» **DATASET RECORDS**
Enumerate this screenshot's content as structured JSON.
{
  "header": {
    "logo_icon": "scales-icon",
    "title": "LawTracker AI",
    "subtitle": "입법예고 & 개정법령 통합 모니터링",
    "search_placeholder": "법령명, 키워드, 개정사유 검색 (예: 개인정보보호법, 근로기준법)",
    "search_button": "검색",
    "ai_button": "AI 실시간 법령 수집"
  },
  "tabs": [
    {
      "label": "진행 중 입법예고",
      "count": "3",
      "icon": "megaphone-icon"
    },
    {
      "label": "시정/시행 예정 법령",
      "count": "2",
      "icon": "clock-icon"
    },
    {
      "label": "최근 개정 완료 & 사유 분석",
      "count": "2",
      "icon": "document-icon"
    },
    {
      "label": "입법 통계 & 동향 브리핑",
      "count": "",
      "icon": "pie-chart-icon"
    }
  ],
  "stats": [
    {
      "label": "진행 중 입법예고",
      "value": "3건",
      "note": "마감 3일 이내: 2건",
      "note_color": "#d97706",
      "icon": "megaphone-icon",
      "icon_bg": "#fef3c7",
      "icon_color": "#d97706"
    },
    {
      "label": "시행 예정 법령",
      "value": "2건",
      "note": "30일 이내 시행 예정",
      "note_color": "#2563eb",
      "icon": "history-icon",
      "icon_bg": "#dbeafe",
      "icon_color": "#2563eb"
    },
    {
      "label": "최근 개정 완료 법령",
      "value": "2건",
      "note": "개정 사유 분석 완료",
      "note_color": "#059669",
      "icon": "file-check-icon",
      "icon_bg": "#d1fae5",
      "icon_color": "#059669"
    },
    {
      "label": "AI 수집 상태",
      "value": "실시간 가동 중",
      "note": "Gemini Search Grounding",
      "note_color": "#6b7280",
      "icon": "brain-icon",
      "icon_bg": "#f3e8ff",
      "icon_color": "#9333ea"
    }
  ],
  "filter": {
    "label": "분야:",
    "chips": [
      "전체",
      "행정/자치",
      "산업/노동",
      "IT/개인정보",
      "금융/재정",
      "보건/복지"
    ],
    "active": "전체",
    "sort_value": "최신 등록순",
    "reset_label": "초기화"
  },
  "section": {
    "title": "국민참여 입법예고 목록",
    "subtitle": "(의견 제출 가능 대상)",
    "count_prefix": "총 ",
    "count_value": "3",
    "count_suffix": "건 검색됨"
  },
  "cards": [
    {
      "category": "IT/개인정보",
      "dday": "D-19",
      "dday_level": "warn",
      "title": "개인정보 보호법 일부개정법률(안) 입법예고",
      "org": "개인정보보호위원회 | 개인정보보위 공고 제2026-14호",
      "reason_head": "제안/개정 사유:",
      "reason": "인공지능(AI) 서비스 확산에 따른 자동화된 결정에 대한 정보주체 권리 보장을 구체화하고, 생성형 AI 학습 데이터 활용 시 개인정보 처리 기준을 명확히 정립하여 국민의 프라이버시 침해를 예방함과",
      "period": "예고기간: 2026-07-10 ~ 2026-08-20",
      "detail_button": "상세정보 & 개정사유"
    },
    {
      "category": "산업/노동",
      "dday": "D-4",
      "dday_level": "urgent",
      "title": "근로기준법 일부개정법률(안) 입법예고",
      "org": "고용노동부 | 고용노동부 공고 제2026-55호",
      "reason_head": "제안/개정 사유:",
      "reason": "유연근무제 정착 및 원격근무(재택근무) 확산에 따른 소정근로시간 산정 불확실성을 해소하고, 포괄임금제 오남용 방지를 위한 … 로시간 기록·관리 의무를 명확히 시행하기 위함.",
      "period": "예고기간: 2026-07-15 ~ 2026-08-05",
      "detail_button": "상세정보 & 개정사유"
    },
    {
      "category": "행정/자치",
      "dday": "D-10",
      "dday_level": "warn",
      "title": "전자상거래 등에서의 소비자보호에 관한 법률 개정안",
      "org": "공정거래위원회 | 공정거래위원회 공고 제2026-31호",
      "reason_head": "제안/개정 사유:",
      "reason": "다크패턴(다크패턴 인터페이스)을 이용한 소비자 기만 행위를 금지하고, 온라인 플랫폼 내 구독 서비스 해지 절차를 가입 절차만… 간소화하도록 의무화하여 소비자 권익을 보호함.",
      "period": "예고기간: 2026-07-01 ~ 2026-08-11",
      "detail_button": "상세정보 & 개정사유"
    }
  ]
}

» **STATED EXERCISE**
Write out the full set of records exactly as given.

» **REPLY TO THE EXERCISE**
Enumerate this screenshot's content as structured JSON.
{
  "header": {
    "logo_icon": "scales-icon",
    "title": "LawTracker AI",
    "subtitle": "입법예고 & 개정법령 통합 모니터링",
    "search_placeholder": "법령명, 키워드, 개정사유 검색 (예: 개인정보보호법, 근로기준법)",
    "search_button": "검색",
    "ai_button": "AI 실시간 법령 수집"
  },
  "tabs": [
    {
      "label": "진행 중 입법예고",
      "count": "3",
      "icon": "megaphone-icon"
    },
    {
      "label": "시정/시행 예정 법령",
      "count": "2",
      "icon": "clock-icon"
    },
    {
      "label": "최근 개정 완료 & 사유 분석",
      "count": "2",
      "icon": "document-icon"
    },
    {
      "label": "입법 통계 & 동향 브리핑",
      "count": "",
      "icon": "pie-chart-icon"
    }
  ],
  "stats": [
    {
      "label": "진행 중 입법예고",
      "value": "3건",
      "note": "마감 3일 이내: 2건",
      "note_color": "#d97706",
      "icon": "megaphone-icon",
      "icon_bg": "#fef3c7",
      "icon_color": "#d97706"
    },
    {
      "label": "시행 예정 법령",
      "value": "2건",
      "note": "30일 이내 시행 예정",
      "note_color": "#2563eb",
      "icon": "history-icon",
      "icon_bg": "#dbeafe",
      "icon_color": "#2563eb"
    },
    {
      "label": "최근 개정 완료 법령",
      "value": "2건",
      "note": "개정 사유 분석 완료",
      "note_color": "#059669",
      "icon": "file-check-icon",
      "icon_bg": "#d1fae5",
      "icon_color": "#059669"
    },
    {
      "label": "AI 수집 상태",
      "value": "실시간 가동 중",
      "note": "Gemini Search Grounding",
      "note_color": "#6b7280",
      "icon": "brain-icon",
      "icon_bg": "#f3e8ff",
      "icon_color": "#9333ea"
    }
  ],
  "filter": {
    "label": "분야:",
    "chips": [
      "전체",
      "행정/자치",
      "산업/노동",
      "IT/개인정보",
      "금융/재정",
      "보건/복지"
    ],
    "active": "전체",
    "sort_value": "최신 등록순",
    "reset_label": "초기화"
  },
  "section": {
    "title": "국민참여 입법예고 목록",
    "subtitle": "(의견 제출 가능 대상)",
    "count_prefix": "총 ",
    "count_value": "3",
    "count_suffix": "건 검색됨"
  },
  "cards": [
    {
      "category": "IT/개인정보",
      "dday": "D-19",
      "dday_level": "warn",
      "title": "개인정보 보호법 일부개정법률(안) 입법예고",
      "org": "개인정보보호위원회 | 개인정보보위 공고 제2026-14호",
      "reason_head": "제안/개정 사유:",
      "reason": "인공지능(AI) 서비스 확산에 따른 자동화된 결정에 대한 정보주체 권리 보장을 구체화하고, 생성형 AI 학습 데이터 활용 시 개인정보 처리 기준을 명확히 정립하여 국민의 프라이버시 침해를 예방함과",
      "period": "예고기간: 2026-07-10 ~ 2026-08-20",
      "detail_button": "상세정보 & 개정사유"
    },
    {
      "category": "산업/노동",
      "dday": "D-4",
      "dday_level": "urgent",
      "title": "근로기준법 일부개정법률(안) 입법예고",
      "org": "고용노동부 | 고용노동부 공고 제2026-55호",
      "reason_head": "제안/개정 사유:",
      "reason": "유연근무제 정착 및 원격근무(재택근무) 확산에 따른 소정근로시간 산정 불확실성을 해소하고, 포괄임금제 오남용 방지를 위한 … 로시간 기록·관리 의무를 명확히 시행하기 위함.",
      "period": "예고기간: 2026-07-15 ~ 2026-08-05",
      "detail_button": "상세정보 & 개정사유"
    },
    {
      "category": "행정/자치",
      "dday": "D-10",
      "dday_level": "warn",
      "title": "전자상거래 등에서의 소비자보호에 관한 법률 개정안",
      "org": "공정거래위원회 | 공정거래위원회 공고 제2026-31호",
      "reason_head": "제안/개정 사유:",
      "reason": "다크패턴(다크패턴 인터페이스)을 이용한 소비자 기만 행위를 금지하고, 온라인 플랫폼 내 구독 서비스 해지 절차를 가입 절차만… 간소화하도록 의무화하여 소비자 권익을 보호함.",
      "period": "예고기간: 2026-07-01 ~ 2026-08-11",
      "detail_button": "상세정보 & 개정사유"
    }
  ]
}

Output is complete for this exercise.